Figure dataset records
——————

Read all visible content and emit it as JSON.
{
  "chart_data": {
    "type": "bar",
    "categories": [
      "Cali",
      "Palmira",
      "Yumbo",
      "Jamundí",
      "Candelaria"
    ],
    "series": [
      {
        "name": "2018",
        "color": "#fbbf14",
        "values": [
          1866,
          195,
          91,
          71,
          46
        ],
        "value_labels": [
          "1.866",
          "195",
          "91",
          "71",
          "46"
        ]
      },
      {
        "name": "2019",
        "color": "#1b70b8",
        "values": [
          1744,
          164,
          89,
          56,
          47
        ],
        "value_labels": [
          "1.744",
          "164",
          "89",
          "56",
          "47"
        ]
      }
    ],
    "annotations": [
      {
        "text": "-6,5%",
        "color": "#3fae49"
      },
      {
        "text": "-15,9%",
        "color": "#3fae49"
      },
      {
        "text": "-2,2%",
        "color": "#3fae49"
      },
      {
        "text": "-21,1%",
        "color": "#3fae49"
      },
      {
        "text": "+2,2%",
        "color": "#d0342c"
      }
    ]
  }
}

——————

What to produce =
Produce a verbatim transcription of the entries above.

Result =
Read all visible content and emit it as JSON.
{
  "chart_data": {
    "type": "bar",
    "categories": [
      "Cali",
      "Palmira",
      "Yumbo",
      "Jamundí",
      "Candelaria"
    ],
    "series": [
      {
        "name": "2018",
        "color": "#fbbf14",
        "values": [
          1866,
          195,
          91,
          71,
          46
        ],
        "value_labels": [
          "1.866",
          "195",
          "91",
          "71",
          "46"
        ]
      },
      {
        "name": "2019",
        "color": "#1b70b8",
        "values": [
          1744,
          164,
          89,
          56,
          47
        ],
        "value_labels": [
          "1.744",
          "164",
          "89",
          "56",
          "47"
        ]
      }
    ],
    "annotations": [
      {
        "text": "-6,5%",
        "color": "#3fae49"
      },
      {
        "text": "-15,9%",
        "color": "#3fae49"
      },
      {
        "text": "-2,2%",
        "color": "#3fae49"
      },
      {
        "text": "-21,1%",
        "color": "#3fae49"
      },
      {
        "text": "+2,2%",
        "color": "#d0342c"
      }
    ]
  }
}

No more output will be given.